TASK GOAL
Pictures aside, write out every record exactly as it appears.

[Records from a collection]
+++++
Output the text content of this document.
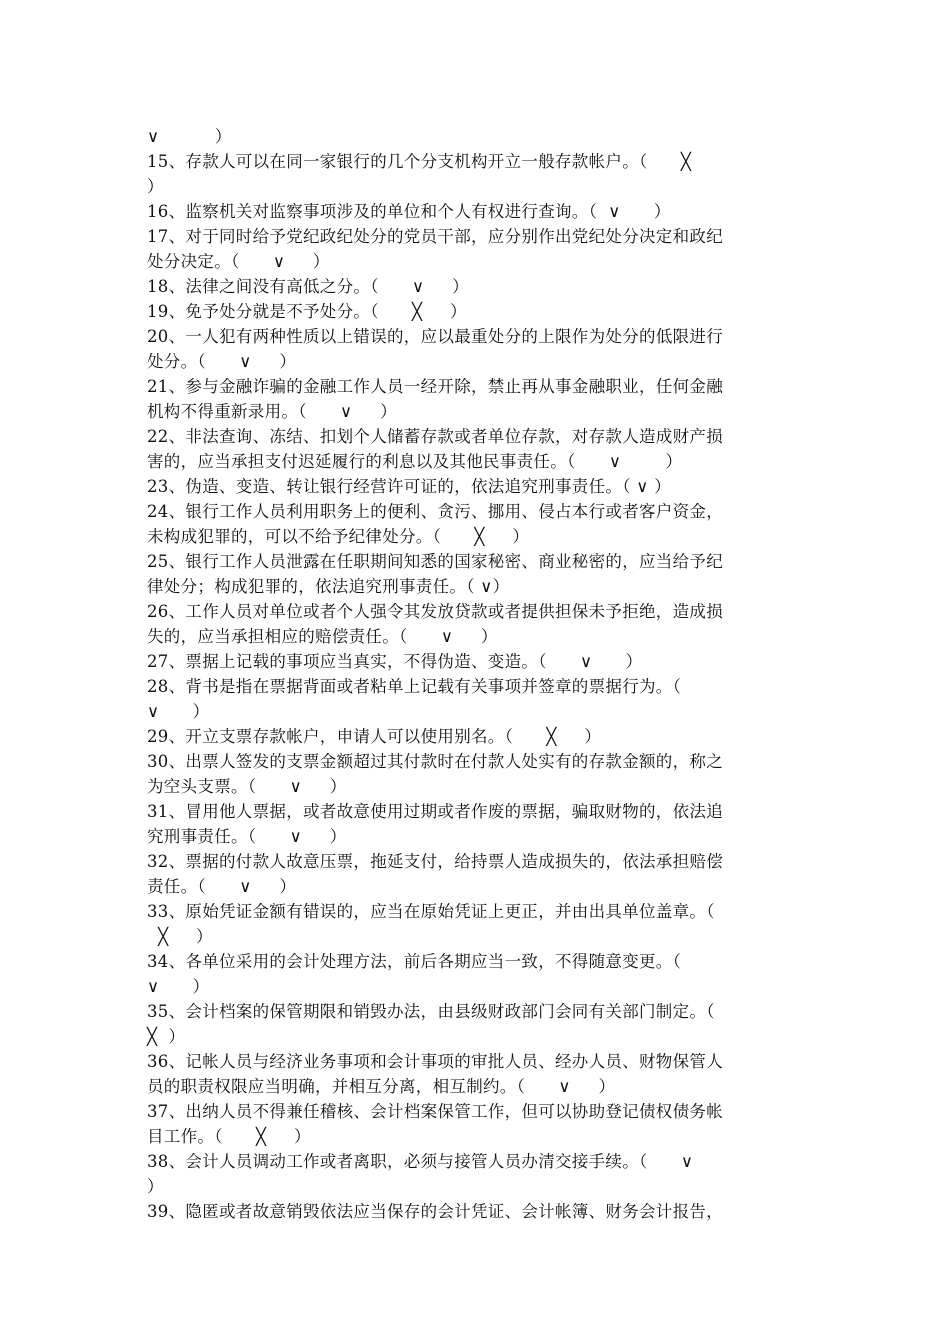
∨          ）
15、存款人可以在同一家银行的几个分支机构开立一般存款帐户。（      ╳
）
16、监察机关对监察事项涉及的单位和个人有权进行查询。（  ∨      ）
17、对于同时给予党纪政纪处分的党员干部，应分别作出党纪处分决定和政纪
处分决定。（      ∨     ）
18、法律之间没有高低之分。（      ∨     ）
19、免予处分就是不予处分。（      ╳     ）
20、一人犯有两种性质以上错误的，应以最重处分的上限作为处分的低限进行
处分。（      ∨     ）
21、参与金融诈骗的金融工作人员一经开除，禁止再从事金融职业，任何金融
机构不得重新录用。（      ∨     ）
22、非法查询、冻结、扣划个人储蓄存款或者单位存款，对存款人造成财产损
害的，应当承担支付迟延履行的利息以及其他民事责任。（      ∨        ）
23、伪造、变造、转让银行经营许可证的，依法追究刑事责任。（ ∨ ）
24、银行工作人员利用职务上的便利、贪污、挪用、侵占本行或者客户资金，
未构成犯罪的，可以不给予纪律处分。（      ╳     ）
25、银行工作人员泄露在任职期间知悉的国家秘密、商业秘密的，应当给予纪
律处分；构成犯罪的，依法追究刑事责任。（ ∨）
26、工作人员对单位或者个人强令其发放贷款或者提供担保未予拒绝，造成损
失的，应当承担相应的赔偿责任。（      ∨     ）
27、票据上记载的事项应当真实，不得伪造、变造。（      ∨      ）
28、背书是指在票据背面或者粘单上记载有关事项并签章的票据行为。（
∨      ）
29、开立支票存款帐户，申请人可以使用别名。（      ╳     ）
30、出票人签发的支票金额超过其付款时在付款人处实有的存款金额的，称之
为空头支票。（      ∨     ）
31、冒用他人票据，或者故意使用过期或者作废的票据，骗取财物的，依法追
究刑事责任。（      ∨     ）
32、票据的付款人故意压票，拖延支付，给持票人造成损失的，依法承担赔偿
责任。（      ∨     ）
33、原始凭证金额有错误的，应当在原始凭证上更正，并由出具单位盖章。（
╳     ）
34、各单位采用的会计处理方法，前后各期应当一致，不得随意变更。（
∨      ）
35、会计档案的保管期限和销毁办法，由县级财政部门会同有关部门制定。（
╳  ）
36、记帐人员与经济业务事项和会计事项的审批人员、经办人员、财物保管人
员的职责权限应当明确，并相互分离，相互制约。（      ∨     ）
37、出纳人员不得兼任稽核、会计档案保管工作，但可以协助登记债权债务帐
目工作。（      ╳     ）
38、会计人员调动工作或者离职，必须与接管人员办清交接手续。（      ∨
）
39、隐匿或者故意销毁依法应当保存的会计凭证、会计帐簿、财务会计报告，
+++++
CORRECT OUTPUT
Output the text content of this document.
∨          ）
15、存款人可以在同一家银行的几个分支机构开立一般存款帐户。（      ╳
）
16、监察机关对监察事项涉及的单位和个人有权进行查询。（  ∨      ）
17、对于同时给予党纪政纪处分的党员干部，应分别作出党纪处分决定和政纪
处分决定。（      ∨     ）
18、法律之间没有高低之分。（      ∨     ）
19、免予处分就是不予处分。（      ╳     ）
20、一人犯有两种性质以上错误的，应以最重处分的上限作为处分的低限进行
处分。（      ∨     ）
21、参与金融诈骗的金融工作人员一经开除，禁止再从事金融职业，任何金融
机构不得重新录用。（      ∨     ）
22、非法查询、冻结、扣划个人储蓄存款或者单位存款，对存款人造成财产损
害的，应当承担支付迟延履行的利息以及其他民事责任。（      ∨        ）
23、伪造、变造、转让银行经营许可证的，依法追究刑事责任。（ ∨ ）
24、银行工作人员利用职务上的便利、贪污、挪用、侵占本行或者客户资金，
未构成犯罪的，可以不给予纪律处分。（      ╳     ）
25、银行工作人员泄露在任职期间知悉的国家秘密、商业秘密的，应当给予纪
律处分；构成犯罪的，依法追究刑事责任。（ ∨）
26、工作人员对单位或者个人强令其发放贷款或者提供担保未予拒绝，造成损
失的，应当承担相应的赔偿责任。（      ∨     ）
27、票据上记载的事项应当真实，不得伪造、变造。（      ∨      ）
28、背书是指在票据背面或者粘单上记载有关事项并签章的票据行为。（
∨      ）
29、开立支票存款帐户，申请人可以使用别名。（      ╳     ）
30、出票人签发的支票金额超过其付款时在付款人处实有的存款金额的，称之
为空头支票。（      ∨     ）
31、冒用他人票据，或者故意使用过期或者作废的票据，骗取财物的，依法追
究刑事责任。（      ∨     ）
32、票据的付款人故意压票，拖延支付，给持票人造成损失的，依法承担赔偿
责任。（      ∨     ）
33、原始凭证金额有错误的，应当在原始凭证上更正，并由出具单位盖章。（
╳     ）
34、各单位采用的会计处理方法，前后各期应当一致，不得随意变更。（
∨      ）
35、会计档案的保管期限和销毁办法，由县级财政部门会同有关部门制定。（
╳  ）
36、记帐人员与经济业务事项和会计事项的审批人员、经办人员、财物保管人
员的职责权限应当明确，并相互分离，相互制约。（      ∨     ）
37、出纳人员不得兼任稽核、会计档案保管工作，但可以协助登记债权债务帐
目工作。（      ╳     ）
38、会计人员调动工作或者离职，必须与接管人员办清交接手续。（      ∨
）
39、隐匿或者故意销毁依法应当保存的会计凭证、会计帐簿、财务会计报告，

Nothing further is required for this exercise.